### BRIEF
Turn everything in the records from the line containing "heatmap-cell: [284, 467, 297, 502]" down to the line containing "heatmap-cell: [907, 400, 920, 435]", both ends included, into a numbered list. Leave out any blank lines.

——————————

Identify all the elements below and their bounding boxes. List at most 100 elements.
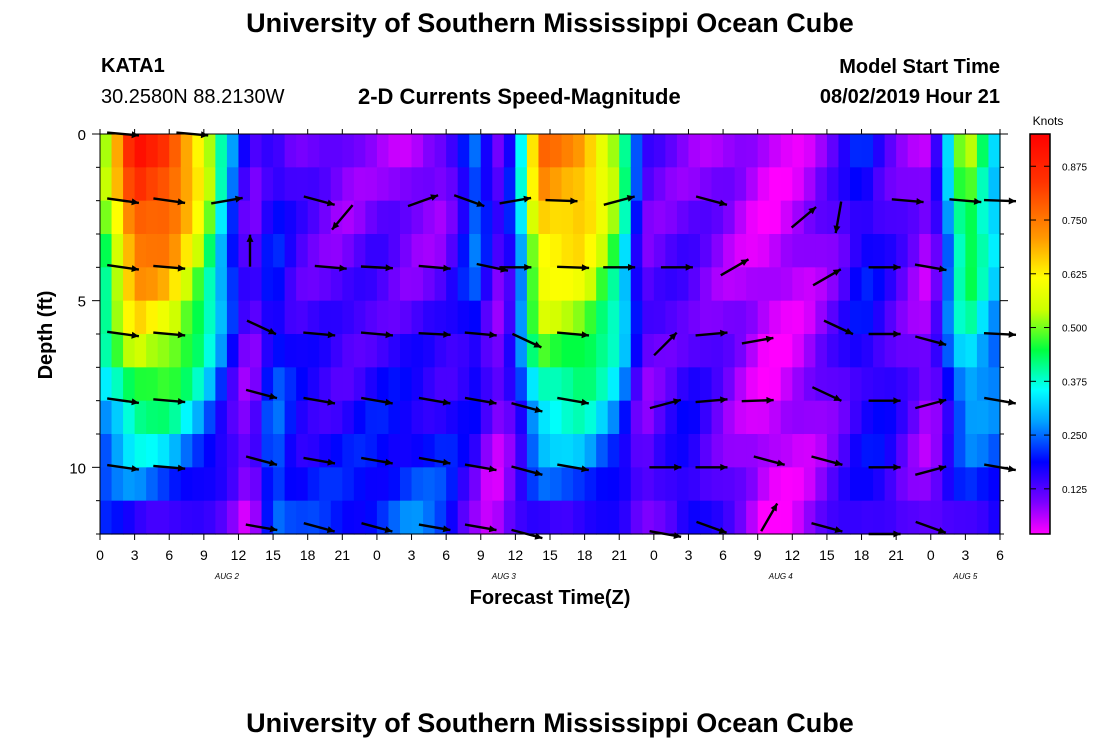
heatmap-cell: [284, 467, 297, 502]
heatmap-cell: [515, 400, 528, 435]
x-tick-label: 0: [373, 547, 381, 563]
heatmap-cell: [584, 400, 597, 435]
heatmap-cell: [492, 500, 505, 535]
heatmap-cell: [942, 400, 955, 435]
heatmap-cell: [480, 234, 493, 268]
heatmap-cell: [400, 300, 413, 335]
heatmap-cell: [492, 234, 505, 268]
heatmap-cell: [434, 234, 447, 268]
station-coordinates: 30.2580N 88.2130W: [101, 86, 285, 108]
heatmap-cell: [630, 234, 643, 268]
heatmap-cell: [561, 400, 574, 435]
heatmap-cell: [180, 467, 193, 502]
colorbar-label: Knots: [1033, 114, 1064, 128]
current-vector: [811, 386, 842, 402]
heatmap-cell: [896, 300, 909, 335]
heatmap-cell: [850, 367, 863, 402]
heatmap-cell: [203, 134, 216, 168]
heatmap-cell: [503, 500, 516, 535]
heatmap-cell: [953, 267, 966, 302]
heatmap-cell: [573, 434, 586, 468]
heatmap-cell: [111, 200, 124, 235]
heatmap-cell: [850, 500, 863, 535]
heatmap-cell: [734, 300, 747, 335]
heatmap-cell: [180, 434, 193, 468]
heatmap-cell: [919, 400, 932, 435]
heatmap-cell: [319, 467, 332, 502]
heatmap-cell: [100, 334, 113, 368]
heatmap-cell: [446, 134, 459, 168]
heatmap-cell: [746, 334, 759, 368]
heatmap-cell: [400, 267, 413, 302]
heatmap-cell: [884, 400, 897, 435]
heatmap-cell: [711, 434, 724, 468]
colorbar-tick-label: 0.375: [1062, 377, 1087, 388]
heatmap-cell: [630, 467, 643, 502]
heatmap-cell: [457, 200, 470, 235]
current-vector: [303, 456, 336, 466]
heatmap-cell: [873, 167, 886, 202]
heatmap-cell: [538, 167, 551, 202]
heatmap-cell: [180, 234, 193, 268]
heatmap-cell: [134, 400, 147, 435]
heatmap-cell: [307, 300, 320, 335]
heatmap-cell: [111, 367, 124, 402]
heatmap-cell: [942, 267, 955, 302]
heatmap-cell: [584, 267, 597, 302]
heatmap-cell: [400, 467, 413, 502]
heatmap-cell: [826, 234, 840, 268]
current-vector: [696, 520, 728, 534]
heatmap-cell: [284, 334, 297, 368]
heatmap-cell: [757, 134, 770, 168]
heatmap-cell: [353, 134, 366, 168]
heatmap-cell: [573, 134, 586, 168]
heatmap-cell: [573, 334, 586, 368]
current-vector: [418, 396, 451, 406]
heatmap-cell: [538, 334, 551, 368]
heatmap-cell: [250, 367, 263, 402]
heatmap-cell: [815, 267, 828, 302]
current-vector: [914, 465, 947, 476]
heatmap-cell: [457, 500, 470, 535]
heatmap-cell: [215, 334, 228, 368]
heatmap-cell: [746, 400, 759, 435]
heatmap-cell: [411, 334, 424, 368]
heatmap-cell: [953, 300, 966, 335]
heatmap-cell: [907, 400, 920, 435]
date-label: AUG 2: [214, 572, 240, 581]
heatmap-cell: [861, 367, 874, 402]
heatmap-cell: [215, 234, 228, 268]
heatmap-cell: [792, 400, 805, 435]
current-vector: [360, 331, 394, 339]
heatmap-cell: [538, 367, 551, 402]
heatmap-cell: [734, 200, 747, 235]
heatmap-cell: [584, 167, 597, 202]
colorbar-tick-label: 0.625: [1062, 270, 1087, 281]
heatmap-cell: [769, 300, 782, 335]
heatmap-cell: [550, 434, 563, 468]
heatmap-cell: [411, 467, 424, 502]
current-vector: [418, 264, 451, 272]
heatmap-cell: [642, 367, 655, 402]
heatmap-cell: [226, 400, 240, 435]
heatmap-cell: [526, 500, 540, 535]
heatmap-cell: [723, 267, 736, 302]
heatmap-cell: [976, 400, 990, 435]
heatmap-cell: [180, 367, 193, 402]
heatmap-cell: [873, 334, 886, 368]
heatmap-cell: [203, 267, 216, 302]
heatmap-cell: [215, 467, 228, 502]
current-vector: [464, 396, 497, 406]
heatmap-cell: [423, 134, 436, 168]
heatmap-cell: [803, 134, 816, 168]
heatmap-cell: [792, 267, 805, 302]
heatmap-cell: [930, 334, 943, 368]
heatmap-cell: [919, 234, 932, 268]
current-vector: [246, 319, 277, 336]
heatmap-cell: [711, 334, 724, 368]
current-vector: [811, 522, 843, 533]
heatmap-cell: [619, 400, 632, 435]
heatmap-cell: [930, 400, 943, 435]
colorbar-tick-label: 0.125: [1062, 485, 1087, 496]
heatmap-cell: [596, 234, 609, 268]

——————————

### THE OUTPUT
1. heatmap-cell: [284, 467, 297, 502]
2. heatmap-cell: [515, 400, 528, 435]
3. x-tick-label: 0: [373, 547, 381, 563]
4. heatmap-cell: [584, 400, 597, 435]
5. heatmap-cell: [492, 500, 505, 535]
6. heatmap-cell: [942, 400, 955, 435]
7. heatmap-cell: [480, 234, 493, 268]
8. heatmap-cell: [400, 300, 413, 335]
9. heatmap-cell: [492, 234, 505, 268]
10. heatmap-cell: [434, 234, 447, 268]
11. station-coordinates: 30.2580N 88.2130W: [101, 86, 285, 108]
12. heatmap-cell: [630, 234, 643, 268]
13. heatmap-cell: [561, 400, 574, 435]
14. heatmap-cell: [180, 467, 193, 502]
15. colorbar-label: Knots: [1033, 114, 1064, 128]
16. current-vector: [811, 386, 842, 402]
17. heatmap-cell: [896, 300, 909, 335]
18. heatmap-cell: [850, 367, 863, 402]
19. heatmap-cell: [203, 134, 216, 168]
20. heatmap-cell: [503, 500, 516, 535]
21. heatmap-cell: [953, 267, 966, 302]
22. heatmap-cell: [573, 434, 586, 468]
23. heatmap-cell: [111, 200, 124, 235]
24. heatmap-cell: [850, 500, 863, 535]
25. heatmap-cell: [734, 300, 747, 335]
26. heatmap-cell: [180, 434, 193, 468]
27. heatmap-cell: [919, 400, 932, 435]
28. heatmap-cell: [319, 467, 332, 502]
29. heatmap-cell: [100, 334, 113, 368]
30. heatmap-cell: [446, 134, 459, 168]
31. heatmap-cell: [746, 334, 759, 368]
32. heatmap-cell: [400, 267, 413, 302]
33. heatmap-cell: [884, 400, 897, 435]
34. heatmap-cell: [711, 434, 724, 468]
35. colorbar-tick-label: 0.375: [1062, 377, 1087, 388]
36. heatmap-cell: [630, 467, 643, 502]
37. heatmap-cell: [457, 200, 470, 235]
38. current-vector: [303, 456, 336, 466]
39. heatmap-cell: [873, 167, 886, 202]
40. heatmap-cell: [538, 167, 551, 202]
41. heatmap-cell: [180, 234, 193, 268]
42. heatmap-cell: [134, 400, 147, 435]
43. heatmap-cell: [307, 300, 320, 335]
44. heatmap-cell: [111, 367, 124, 402]
45. heatmap-cell: [942, 267, 955, 302]
46. heatmap-cell: [584, 267, 597, 302]
47. heatmap-cell: [400, 467, 413, 502]
48. heatmap-cell: [826, 234, 840, 268]
49. current-vector: [696, 520, 728, 534]
50. heatmap-cell: [284, 334, 297, 368]
51. heatmap-cell: [757, 134, 770, 168]
52. heatmap-cell: [353, 134, 366, 168]
53. heatmap-cell: [573, 134, 586, 168]
54. heatmap-cell: [573, 334, 586, 368]
55. current-vector: [418, 396, 451, 406]
56. heatmap-cell: [538, 334, 551, 368]
57. heatmap-cell: [250, 367, 263, 402]
58. heatmap-cell: [815, 267, 828, 302]
59. current-vector: [914, 465, 947, 476]
60. heatmap-cell: [457, 500, 470, 535]
61. heatmap-cell: [215, 334, 228, 368]
62. heatmap-cell: [746, 400, 759, 435]
63. heatmap-cell: [411, 334, 424, 368]
64. heatmap-cell: [953, 300, 966, 335]
65. heatmap-cell: [907, 400, 920, 435]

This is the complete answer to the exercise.